Directions: In the listing below, find every line with the string "seed" and pull it out.

Data in this exercise:
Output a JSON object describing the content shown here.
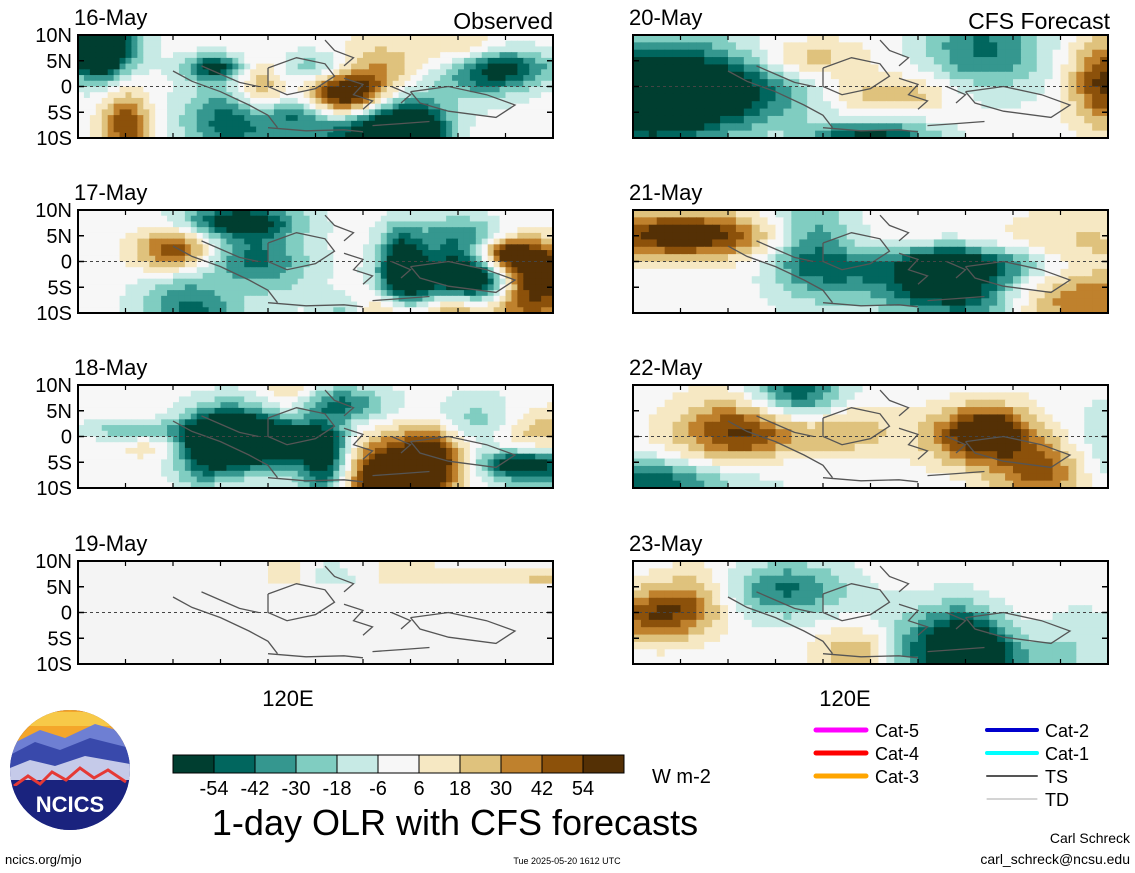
{
  "panels_left_header": "Observed",
  "panels_right_header": "CFS Forecast",
  "lat_labels": [
    "10N",
    "5N",
    "0",
    "5S",
    "10S"
  ],
  "lon_label": "120E",
  "panels": [
    {
      "date": "16-May",
      "kind": "observed",
      "seed": 11
    },
    {
      "date": "17-May",
      "kind": "observed",
      "seed": 23
    },
    {
      "date": "18-May",
      "kind": "observed",
      "seed": 37
    },
    {
      "date": "19-May",
      "kind": "empty",
      "seed": 41
    },
    {
      "date": "20-May",
      "kind": "forecast",
      "seed": 53
    },
    {
      "date": "21-May",
      "kind": "forecast",
      "seed": 67
    },
    {
      "date": "22-May",
      "kind": "forecast",
      "seed": 79
    },
    {
      "date": "23-May",
      "kind": "forecast",
      "seed": 97
    }
  ],
  "colorbar": {
    "colors": [
      "#003e30",
      "#01665e",
      "#35978f",
      "#80cdc1",
      "#c7eae5",
      "#f7f7f7",
      "#f6e8c3",
      "#dfc27d",
      "#bf812d",
      "#8c510a",
      "#543005"
    ],
    "tick_labels": [
      "-54",
      "-42",
      "-30",
      "-18",
      "-6",
      "6",
      "18",
      "30",
      "42",
      "54"
    ],
    "units": "W m-2"
  },
  "legend": {
    "col1": [
      {
        "label": "Cat-5",
        "color": "#ff00ff"
      },
      {
        "label": "Cat-4",
        "color": "#ff0000"
      },
      {
        "label": "Cat-3",
        "color": "#ffa500"
      }
    ],
    "col2": [
      {
        "label": "Cat-2",
        "color": "#0000cd"
      },
      {
        "label": "Cat-1",
        "color": "#00ffff"
      },
      {
        "label": "TS",
        "color": "#555555"
      },
      {
        "label": "TD",
        "color": "#aaaaaa"
      }
    ]
  },
  "title": "1-day OLR with CFS forecasts",
  "logo_text": "NCICS",
  "footer": {
    "left": "ncics.org/mjo",
    "center": "Tue 2025-05-20 1612 UTC",
    "author": "Carl Schreck",
    "email": "carl_schreck@ncsu.edu"
  }
}
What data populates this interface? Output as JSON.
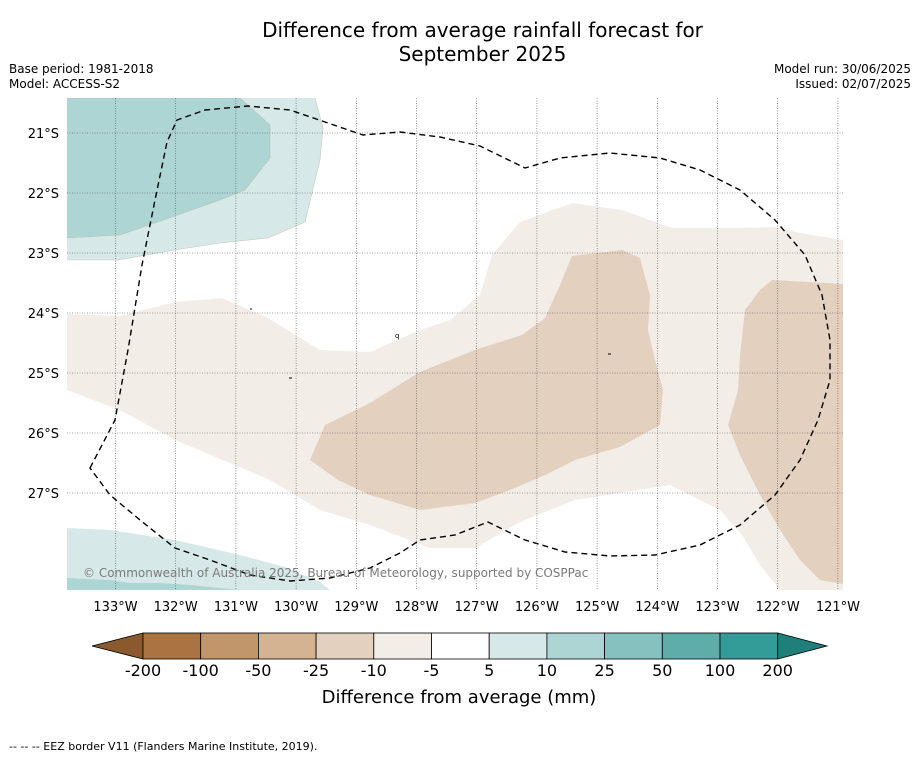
{
  "title_line1": "Difference from average rainfall forecast for",
  "title_line2": "September 2025",
  "base_period": "Base period: 1981-2018",
  "model": "Model: ACCESS-S2",
  "model_run": "Model run: 30/06/2025",
  "issued": "Issued: 02/07/2025",
  "copyright": "© Commonwealth of Australia 2025, Bureau of Meteorology, supported by COSPPac",
  "lat_labels": [
    "21°S",
    "22°S",
    "23°S",
    "24°S",
    "25°S",
    "26°S",
    "27°S"
  ],
  "lon_labels": [
    "133°W",
    "132°W",
    "131°W",
    "130°W",
    "129°W",
    "128°W",
    "127°W",
    "126°W",
    "125°W",
    "124°W",
    "123°W",
    "122°W",
    "121°W"
  ],
  "colorbar": {
    "ticks": [
      "-200",
      "-100",
      "-50",
      "-25",
      "-10",
      "-5",
      "5",
      "10",
      "25",
      "50",
      "100",
      "200"
    ],
    "label": "Difference from average (mm)",
    "colors": [
      "#a97441",
      "#c1966a",
      "#d4b393",
      "#e3d0be",
      "#f3ede8",
      "#ffffff",
      "#d6e9e8",
      "#acd5d4",
      "#86c1c0",
      "#5fadab",
      "#349c98"
    ],
    "low_extend": "#8a5a2e",
    "high_extend": "#207f7b"
  },
  "footer": "--  --  -- EEZ border V11 (Flanders Marine Institute, 2019)."
}
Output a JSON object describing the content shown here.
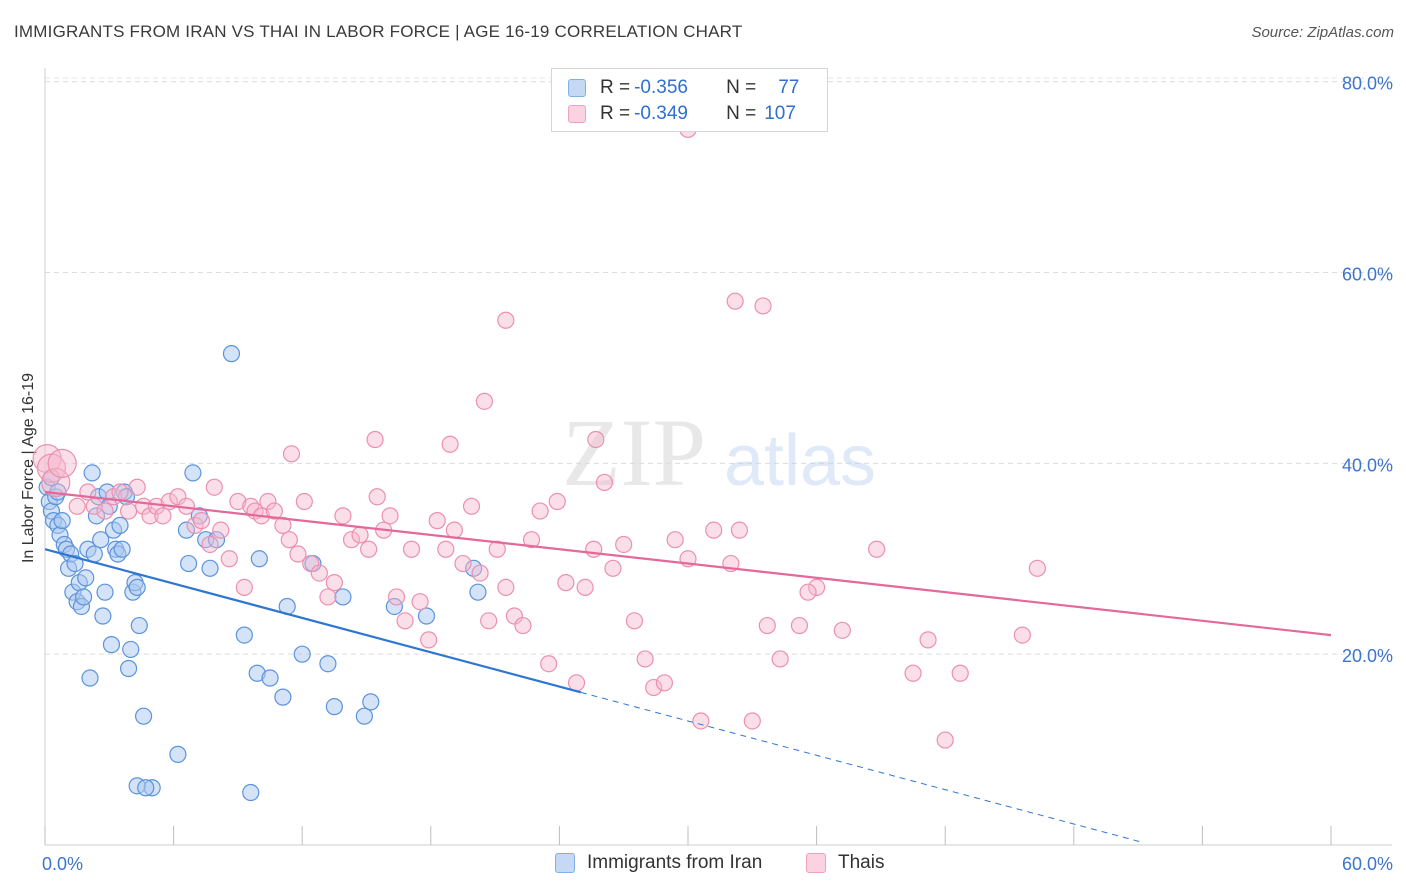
{
  "header": {
    "title": "IMMIGRANTS FROM IRAN VS THAI IN LABOR FORCE | AGE 16-19 CORRELATION CHART",
    "source": "Source: ZipAtlas.com"
  },
  "watermark": {
    "zip": "ZIP",
    "atlas": "atlas"
  },
  "legend": {
    "rows": [
      {
        "r_label": "R = ",
        "r_value": "-0.356",
        "n_label": "N = ",
        "n_value": "77",
        "color": "#7fb0ea"
      },
      {
        "r_label": "R = ",
        "r_value": "-0.349",
        "n_label": "N = ",
        "n_value": "107",
        "color": "#f2a0bb"
      }
    ]
  },
  "bottom_legend": [
    {
      "label": "Immigrants from Iran",
      "color": "#7fb0ea"
    },
    {
      "label": "Thais",
      "color": "#f2a0bb"
    }
  ],
  "chart_data": {
    "type": "scatter",
    "title": "IMMIGRANTS FROM IRAN VS THAI IN LABOR FORCE | AGE 16-19 CORRELATION CHART",
    "xlabel": "",
    "ylabel": "In Labor Force | Age 16-19",
    "xlim": [
      0,
      60
    ],
    "ylim": [
      0,
      80
    ],
    "x_tick_labels": [
      "0.0%",
      "60.0%"
    ],
    "y_tick_labels": [
      "20.0%",
      "40.0%",
      "60.0%",
      "80.0%"
    ],
    "y_ticks": [
      20,
      40,
      60,
      80
    ],
    "grid": true,
    "legend_position": "top-center",
    "colors": {
      "iran": "#3b7dd8",
      "thai": "#e8709a"
    },
    "series": [
      {
        "name": "Immigrants from Iran",
        "r": -0.356,
        "n": 77,
        "trend": {
          "x0": 0,
          "y0": 31.0,
          "x1": 25,
          "y1": 16.0,
          "dash_to_x": 51.2
        },
        "points": [
          [
            0.1,
            37.5
          ],
          [
            0.2,
            36.0
          ],
          [
            0.3,
            35.0
          ],
          [
            0.4,
            34.0
          ],
          [
            0.5,
            36.5
          ],
          [
            0.6,
            33.5
          ],
          [
            0.7,
            32.5
          ],
          [
            0.8,
            34.0
          ],
          [
            0.9,
            31.5
          ],
          [
            1.0,
            31.0
          ],
          [
            1.1,
            29.0
          ],
          [
            1.2,
            30.5
          ],
          [
            1.3,
            26.5
          ],
          [
            1.4,
            29.5
          ],
          [
            1.5,
            25.5
          ],
          [
            1.6,
            27.5
          ],
          [
            1.7,
            25.0
          ],
          [
            1.8,
            26.0
          ],
          [
            1.9,
            28.0
          ],
          [
            2.0,
            31.0
          ],
          [
            2.1,
            17.5
          ],
          [
            2.2,
            39.0
          ],
          [
            2.3,
            30.5
          ],
          [
            2.4,
            34.5
          ],
          [
            2.5,
            36.5
          ],
          [
            2.6,
            32.0
          ],
          [
            2.7,
            24.0
          ],
          [
            2.8,
            26.5
          ],
          [
            2.9,
            37.0
          ],
          [
            3.0,
            35.5
          ],
          [
            3.1,
            21.0
          ],
          [
            3.2,
            33.0
          ],
          [
            3.3,
            31.0
          ],
          [
            3.4,
            30.5
          ],
          [
            3.5,
            33.5
          ],
          [
            3.6,
            31.0
          ],
          [
            3.7,
            37.0
          ],
          [
            3.8,
            36.5
          ],
          [
            3.9,
            18.5
          ],
          [
            4.0,
            20.5
          ],
          [
            4.1,
            26.5
          ],
          [
            4.2,
            27.5
          ],
          [
            4.3,
            27.0
          ],
          [
            4.4,
            23.0
          ],
          [
            4.6,
            13.5
          ],
          [
            5.0,
            6.0
          ],
          [
            4.3,
            6.2
          ],
          [
            4.7,
            6.0
          ],
          [
            6.2,
            9.5
          ],
          [
            6.6,
            33.0
          ],
          [
            6.7,
            29.5
          ],
          [
            6.9,
            39.0
          ],
          [
            7.2,
            34.5
          ],
          [
            7.5,
            32.0
          ],
          [
            7.7,
            29.0
          ],
          [
            8.0,
            32.0
          ],
          [
            8.7,
            51.5
          ],
          [
            9.3,
            22.0
          ],
          [
            9.6,
            5.5
          ],
          [
            9.9,
            18.0
          ],
          [
            10.0,
            30.0
          ],
          [
            10.5,
            17.5
          ],
          [
            11.1,
            15.5
          ],
          [
            11.3,
            25.0
          ],
          [
            12.0,
            20.0
          ],
          [
            12.5,
            29.5
          ],
          [
            13.2,
            19.0
          ],
          [
            13.5,
            14.5
          ],
          [
            13.9,
            26.0
          ],
          [
            14.9,
            13.5
          ],
          [
            15.2,
            15.0
          ],
          [
            16.3,
            25.0
          ],
          [
            17.8,
            24.0
          ],
          [
            20.0,
            29.0
          ],
          [
            20.2,
            26.5
          ],
          [
            0.3,
            38.5
          ],
          [
            0.6,
            37.0
          ]
        ]
      },
      {
        "name": "Thais",
        "r": -0.349,
        "n": 107,
        "trend": {
          "x0": 0,
          "y0": 37.0,
          "x1": 60,
          "y1": 22.0
        },
        "points": [
          [
            0.1,
            40.5
          ],
          [
            0.3,
            39.5
          ],
          [
            0.5,
            38.0
          ],
          [
            0.8,
            40.0
          ],
          [
            1.5,
            35.5
          ],
          [
            2.0,
            37.0
          ],
          [
            2.3,
            35.5
          ],
          [
            2.8,
            35.0
          ],
          [
            3.2,
            36.5
          ],
          [
            3.5,
            37.0
          ],
          [
            3.9,
            35.0
          ],
          [
            4.3,
            37.5
          ],
          [
            4.6,
            35.5
          ],
          [
            4.9,
            34.5
          ],
          [
            5.2,
            35.5
          ],
          [
            5.5,
            34.5
          ],
          [
            5.8,
            36.0
          ],
          [
            6.2,
            36.5
          ],
          [
            6.6,
            35.5
          ],
          [
            7.0,
            33.5
          ],
          [
            7.3,
            34.0
          ],
          [
            7.7,
            31.5
          ],
          [
            7.9,
            37.5
          ],
          [
            8.2,
            33.0
          ],
          [
            8.6,
            30.0
          ],
          [
            9.0,
            36.0
          ],
          [
            9.3,
            27.0
          ],
          [
            9.6,
            35.5
          ],
          [
            9.8,
            35.0
          ],
          [
            10.1,
            34.5
          ],
          [
            10.4,
            36.0
          ],
          [
            10.7,
            35.0
          ],
          [
            11.1,
            33.5
          ],
          [
            11.4,
            32.0
          ],
          [
            11.8,
            30.5
          ],
          [
            12.1,
            36.0
          ],
          [
            12.4,
            29.5
          ],
          [
            12.8,
            28.5
          ],
          [
            13.2,
            26.0
          ],
          [
            13.5,
            27.5
          ],
          [
            13.9,
            34.5
          ],
          [
            14.3,
            32.0
          ],
          [
            14.7,
            32.5
          ],
          [
            15.1,
            31.0
          ],
          [
            15.5,
            36.5
          ],
          [
            15.8,
            33.0
          ],
          [
            16.1,
            34.5
          ],
          [
            16.4,
            26.0
          ],
          [
            16.8,
            23.5
          ],
          [
            17.1,
            31.0
          ],
          [
            17.5,
            25.5
          ],
          [
            17.9,
            21.5
          ],
          [
            18.3,
            34.0
          ],
          [
            18.7,
            31.0
          ],
          [
            19.1,
            33.0
          ],
          [
            19.5,
            29.5
          ],
          [
            19.9,
            35.5
          ],
          [
            20.3,
            28.5
          ],
          [
            20.7,
            23.5
          ],
          [
            21.1,
            31.0
          ],
          [
            21.5,
            27.0
          ],
          [
            21.9,
            24.0
          ],
          [
            22.3,
            23.0
          ],
          [
            22.7,
            32.0
          ],
          [
            23.1,
            35.0
          ],
          [
            23.5,
            19.0
          ],
          [
            23.9,
            36.0
          ],
          [
            24.3,
            27.5
          ],
          [
            24.8,
            17.0
          ],
          [
            25.2,
            27.0
          ],
          [
            25.6,
            31.0
          ],
          [
            26.1,
            38.0
          ],
          [
            26.5,
            29.0
          ],
          [
            27.0,
            31.5
          ],
          [
            27.5,
            23.5
          ],
          [
            28.0,
            19.5
          ],
          [
            28.4,
            16.5
          ],
          [
            28.9,
            17.0
          ],
          [
            29.4,
            32.0
          ],
          [
            30.0,
            30.0
          ],
          [
            30.6,
            13.0
          ],
          [
            31.2,
            33.0
          ],
          [
            32.4,
            33.0
          ],
          [
            33.0,
            13.0
          ],
          [
            33.7,
            23.0
          ],
          [
            34.3,
            19.5
          ],
          [
            35.2,
            23.0
          ],
          [
            36.0,
            27.0
          ],
          [
            37.2,
            22.5
          ],
          [
            38.8,
            31.0
          ],
          [
            40.5,
            18.0
          ],
          [
            41.2,
            21.5
          ],
          [
            42.0,
            11.0
          ],
          [
            42.7,
            18.0
          ],
          [
            45.6,
            22.0
          ],
          [
            46.3,
            29.0
          ],
          [
            25.7,
            42.5
          ],
          [
            20.5,
            46.5
          ],
          [
            21.5,
            55.0
          ],
          [
            32.2,
            57.0
          ],
          [
            33.5,
            56.5
          ],
          [
            30.0,
            75.0
          ],
          [
            15.4,
            42.5
          ],
          [
            18.9,
            42.0
          ],
          [
            11.5,
            41.0
          ],
          [
            32.0,
            29.5
          ],
          [
            35.6,
            26.5
          ]
        ]
      }
    ]
  }
}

Task result:
      "seed": 11
      "seed": 23
      "seed": 37
      "seed": 41
      "seed": 53
      "seed": 67
      "seed": 79
      "seed": 97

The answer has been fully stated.